> **Collection entries**:
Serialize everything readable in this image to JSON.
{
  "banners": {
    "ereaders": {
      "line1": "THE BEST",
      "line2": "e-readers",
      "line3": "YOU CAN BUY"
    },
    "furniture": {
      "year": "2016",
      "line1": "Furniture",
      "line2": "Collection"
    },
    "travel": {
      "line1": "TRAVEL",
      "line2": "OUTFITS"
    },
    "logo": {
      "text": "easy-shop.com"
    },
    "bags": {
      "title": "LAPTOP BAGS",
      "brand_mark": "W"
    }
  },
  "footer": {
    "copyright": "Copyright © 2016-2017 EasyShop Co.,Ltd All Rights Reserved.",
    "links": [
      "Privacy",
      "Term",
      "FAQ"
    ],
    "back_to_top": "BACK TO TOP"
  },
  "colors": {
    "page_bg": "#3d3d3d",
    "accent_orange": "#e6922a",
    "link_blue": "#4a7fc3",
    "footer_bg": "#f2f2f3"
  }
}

> **TASK STATEMENT**:
Write out every record verbatim.

> **SOLVED EXERCISE**:
Serialize everything readable in this image to JSON.
{
  "banners": {
    "ereaders": {
      "line1": "THE BEST",
      "line2": "e-readers",
      "line3": "YOU CAN BUY"
    },
    "furniture": {
      "year": "2016",
      "line1": "Furniture",
      "line2": "Collection"
    },
    "travel": {
      "line1": "TRAVEL",
      "line2": "OUTFITS"
    },
    "logo": {
      "text": "easy-shop.com"
    },
    "bags": {
      "title": "LAPTOP BAGS",
      "brand_mark": "W"
    }
  },
  "footer": {
    "copyright": "Copyright © 2016-2017 EasyShop Co.,Ltd All Rights Reserved.",
    "links": [
      "Privacy",
      "Term",
      "FAQ"
    ],
    "back_to_top": "BACK TO TOP"
  },
  "colors": {
    "page_bg": "#3d3d3d",
    "accent_orange": "#e6922a",
    "link_blue": "#4a7fc3",
    "footer_bg": "#f2f2f3"
  }
}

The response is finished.